= Brief =
Retype the records below exactly as they appear, but leave out any pictures.

= Figure record extracts =
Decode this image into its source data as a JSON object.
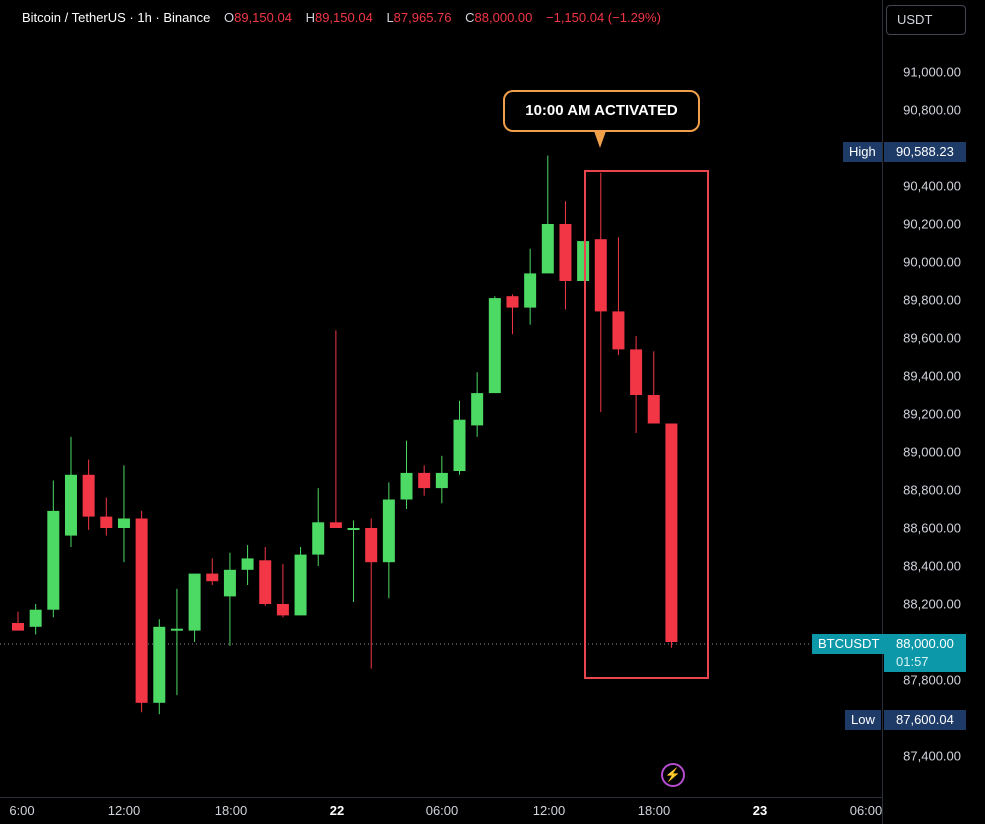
{
  "header": {
    "symbol": "Bitcoin / TetherUS · 1h · Binance",
    "open_key": "O",
    "open": "89,150.04",
    "high_key": "H",
    "high": "89,150.04",
    "low_key": "L",
    "low": "87,965.76",
    "close_key": "C",
    "close": "88,000.00",
    "change": "−1,150.04 (−1.29%)"
  },
  "currency": "USDT",
  "price_axis": {
    "ticks": [
      "91,000.00",
      "90,800.00",
      "90,400.00",
      "90,200.00",
      "90,000.00",
      "89,800.00",
      "89,600.00",
      "89,400.00",
      "89,200.00",
      "89,000.00",
      "88,800.00",
      "88,600.00",
      "88,400.00",
      "88,200.00",
      "87,800.00",
      "87,400.00"
    ]
  },
  "tags": {
    "high_label": "High",
    "high_value": "90,588.23",
    "low_label": "Low",
    "low_value": "87,600.04",
    "symbol_label": "BTCUSDT",
    "last_price": "88,000.00",
    "countdown": "01:57"
  },
  "time_axis": {
    "labels": [
      "6:00",
      "12:00",
      "18:00",
      "22",
      "06:00",
      "12:00",
      "18:00",
      "23",
      "06:00"
    ]
  },
  "annotation": {
    "text": "10:00 AM ACTIVATED"
  },
  "colors": {
    "up": "#4cd964",
    "down": "#f23645",
    "background": "#000000",
    "callout_border": "#f0a04b",
    "box_border": "#e8454e",
    "price_tag": "#0c98a8",
    "high_low_tag": "#1e3a66"
  },
  "icons": {
    "bolt": "lightning-bolt-icon"
  },
  "chart_data": {
    "type": "candlestick",
    "ylim": [
      87250,
      91160
    ],
    "series": [
      {
        "o": 88100,
        "h": 88160,
        "l": 88060,
        "c": 88060
      },
      {
        "o": 88080,
        "h": 88200,
        "l": 88040,
        "c": 88170
      },
      {
        "o": 88170,
        "h": 88850,
        "l": 88130,
        "c": 88690
      },
      {
        "o": 88560,
        "h": 89080,
        "l": 88500,
        "c": 88880
      },
      {
        "o": 88880,
        "h": 88960,
        "l": 88590,
        "c": 88660
      },
      {
        "o": 88660,
        "h": 88760,
        "l": 88560,
        "c": 88600
      },
      {
        "o": 88600,
        "h": 88930,
        "l": 88420,
        "c": 88650
      },
      {
        "o": 88650,
        "h": 88690,
        "l": 87630,
        "c": 87680
      },
      {
        "o": 87680,
        "h": 88120,
        "l": 87620,
        "c": 88080
      },
      {
        "o": 88060,
        "h": 88280,
        "l": 87720,
        "c": 88070
      },
      {
        "o": 88060,
        "h": 88350,
        "l": 88000,
        "c": 88360
      },
      {
        "o": 88360,
        "h": 88440,
        "l": 88300,
        "c": 88320
      },
      {
        "o": 88240,
        "h": 88470,
        "l": 87980,
        "c": 88380
      },
      {
        "o": 88380,
        "h": 88510,
        "l": 88300,
        "c": 88440
      },
      {
        "o": 88430,
        "h": 88500,
        "l": 88190,
        "c": 88200
      },
      {
        "o": 88200,
        "h": 88410,
        "l": 88130,
        "c": 88140
      },
      {
        "o": 88140,
        "h": 88500,
        "l": 88140,
        "c": 88460
      },
      {
        "o": 88460,
        "h": 88810,
        "l": 88400,
        "c": 88630
      },
      {
        "o": 88630,
        "h": 89640,
        "l": 88610,
        "c": 88600
      },
      {
        "o": 88600,
        "h": 88640,
        "l": 88210,
        "c": 88600
      },
      {
        "o": 88600,
        "h": 88650,
        "l": 87860,
        "c": 88420
      },
      {
        "o": 88420,
        "h": 88840,
        "l": 88230,
        "c": 88750
      },
      {
        "o": 88750,
        "h": 89060,
        "l": 88700,
        "c": 88890
      },
      {
        "o": 88890,
        "h": 88930,
        "l": 88770,
        "c": 88810
      },
      {
        "o": 88810,
        "h": 88980,
        "l": 88730,
        "c": 88890
      },
      {
        "o": 88900,
        "h": 89270,
        "l": 88880,
        "c": 89170
      },
      {
        "o": 89140,
        "h": 89420,
        "l": 89080,
        "c": 89310
      },
      {
        "o": 89310,
        "h": 89820,
        "l": 89320,
        "c": 89810
      },
      {
        "o": 89820,
        "h": 89830,
        "l": 89620,
        "c": 89760
      },
      {
        "o": 89760,
        "h": 90070,
        "l": 89670,
        "c": 89940
      },
      {
        "o": 89940,
        "h": 90560,
        "l": 89960,
        "c": 90200
      },
      {
        "o": 90200,
        "h": 90320,
        "l": 89750,
        "c": 89900
      },
      {
        "o": 89900,
        "h": 90090,
        "l": 89900,
        "c": 90110
      },
      {
        "o": 90120,
        "h": 90470,
        "l": 89210,
        "c": 89740
      },
      {
        "o": 89740,
        "h": 90130,
        "l": 89510,
        "c": 89540
      },
      {
        "o": 89540,
        "h": 89610,
        "l": 89100,
        "c": 89300
      },
      {
        "o": 89300,
        "h": 89530,
        "l": 89180,
        "c": 89150
      },
      {
        "o": 89150,
        "h": 89150,
        "l": 87970,
        "c": 88000
      }
    ]
  }
}
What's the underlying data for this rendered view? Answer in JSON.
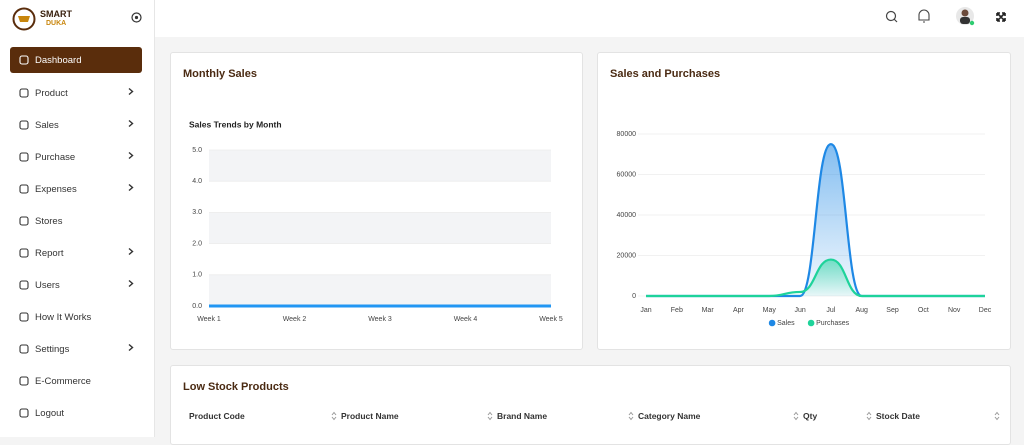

= The output =
Decode this image into its source data as a JSON object.
{
  "header": {
    "symbol": "Bitcoin / TetherUS · 1h · Binance",
    "open_key": "O",
    "open": "89,150.04",
    "high_key": "H",
    "high": "89,150.04",
    "low_key": "L",
    "low": "87,965.76",
    "close_key": "C",
    "close": "88,000.00",
    "change": "−1,150.04 (−1.29%)"
  },
  "currency": "USDT",
  "price_axis": {
    "ticks": [
      "91,000.00",
      "90,800.00",
      "90,400.00",
      "90,200.00",
      "90,000.00",
      "89,800.00",
      "89,600.00",
      "89,400.00",
      "89,200.00",
      "89,000.00",
      "88,800.00",
      "88,600.00",
      "88,400.00",
      "88,200.00",
      "87,800.00",
      "87,400.00"
    ]
  },
  "tags": {
    "high_label": "High",
    "high_value": "90,588.23",
    "low_label": "Low",
    "low_value": "87,600.04",
    "symbol_label": "BTCUSDT",
    "last_price": "88,000.00",
    "countdown": "01:57"
  },
  "time_axis": {
    "labels": [
      "6:00",
      "12:00",
      "18:00",
      "22",
      "06:00",
      "12:00",
      "18:00",
      "23",
      "06:00"
    ]
  },
  "annotation": {
    "text": "10:00 AM ACTIVATED"
  },
  "colors": {
    "up": "#4cd964",
    "down": "#f23645",
    "background": "#000000",
    "callout_border": "#f0a04b",
    "box_border": "#e8454e",
    "price_tag": "#0c98a8",
    "high_low_tag": "#1e3a66"
  },
  "icons": {
    "bolt": "lightning-bolt-icon"
  },
  "chart_data": {
    "type": "candlestick",
    "ylim": [
      87250,
      91160
    ],
    "series": [
      {
        "o": 88100,
        "h": 88160,
        "l": 88060,
        "c": 88060
      },
      {
        "o": 88080,
        "h": 88200,
        "l": 88040,
        "c": 88170
      },
      {
        "o": 88170,
        "h": 88850,
        "l": 88130,
        "c": 88690
      },
      {
        "o": 88560,
        "h": 89080,
        "l": 88500,
        "c": 88880
      },
      {
        "o": 88880,
        "h": 88960,
        "l": 88590,
        "c": 88660
      },
      {
        "o": 88660,
        "h": 88760,
        "l": 88560,
        "c": 88600
      },
      {
        "o": 88600,
        "h": 88930,
        "l": 88420,
        "c": 88650
      },
      {
        "o": 88650,
        "h": 88690,
        "l": 87630,
        "c": 87680
      },
      {
        "o": 87680,
        "h": 88120,
        "l": 87620,
        "c": 88080
      },
      {
        "o": 88060,
        "h": 88280,
        "l": 87720,
        "c": 88070
      },
      {
        "o": 88060,
        "h": 88350,
        "l": 88000,
        "c": 88360
      },
      {
        "o": 88360,
        "h": 88440,
        "l": 88300,
        "c": 88320
      },
      {
        "o": 88240,
        "h": 88470,
        "l": 87980,
        "c": 88380
      },
      {
        "o": 88380,
        "h": 88510,
        "l": 88300,
        "c": 88440
      },
      {
        "o": 88430,
        "h": 88500,
        "l": 88190,
        "c": 88200
      },
      {
        "o": 88200,
        "h": 88410,
        "l": 88130,
        "c": 88140
      },
      {
        "o": 88140,
        "h": 88500,
        "l": 88140,
        "c": 88460
      },
      {
        "o": 88460,
        "h": 88810,
        "l": 88400,
        "c": 88630
      },
      {
        "o": 88630,
        "h": 89640,
        "l": 88610,
        "c": 88600
      },
      {
        "o": 88600,
        "h": 88640,
        "l": 88210,
        "c": 88600
      },
      {
        "o": 88600,
        "h": 88650,
        "l": 87860,
        "c": 88420
      },
      {
        "o": 88420,
        "h": 88840,
        "l": 88230,
        "c": 88750
      },
      {
        "o": 88750,
        "h": 89060,
        "l": 88700,
        "c": 88890
      },
      {
        "o": 88890,
        "h": 88930,
        "l": 88770,
        "c": 88810
      },
      {
        "o": 88810,
        "h": 88980,
        "l": 88730,
        "c": 88890
      },
      {
        "o": 88900,
        "h": 89270,
        "l": 88880,
        "c": 89170
      },
      {
        "o": 89140,
        "h": 89420,
        "l": 89080,
        "c": 89310
      },
      {
        "o": 89310,
        "h": 89820,
        "l": 89320,
        "c": 89810
      },
      {
        "o": 89820,
        "h": 89830,
        "l": 89620,
        "c": 89760
      },
      {
        "o": 89760,
        "h": 90070,
        "l": 89670,
        "c": 89940
      },
      {
        "o": 89940,
        "h": 90560,
        "l": 89960,
        "c": 90200
      },
      {
        "o": 90200,
        "h": 90320,
        "l": 89750,
        "c": 89900
      },
      {
        "o": 89900,
        "h": 90090,
        "l": 89900,
        "c": 90110
      },
      {
        "o": 90120,
        "h": 90470,
        "l": 89210,
        "c": 89740
      },
      {
        "o": 89740,
        "h": 90130,
        "l": 89510,
        "c": 89540
      },
      {
        "o": 89540,
        "h": 89610,
        "l": 89100,
        "c": 89300
      },
      {
        "o": 89300,
        "h": 89530,
        "l": 89180,
        "c": 89150
      },
      {
        "o": 89150,
        "h": 89150,
        "l": 87970,
        "c": 88000
      }
    ]
  }
}
What's the underlying data for this rendered view? Answer in JSON.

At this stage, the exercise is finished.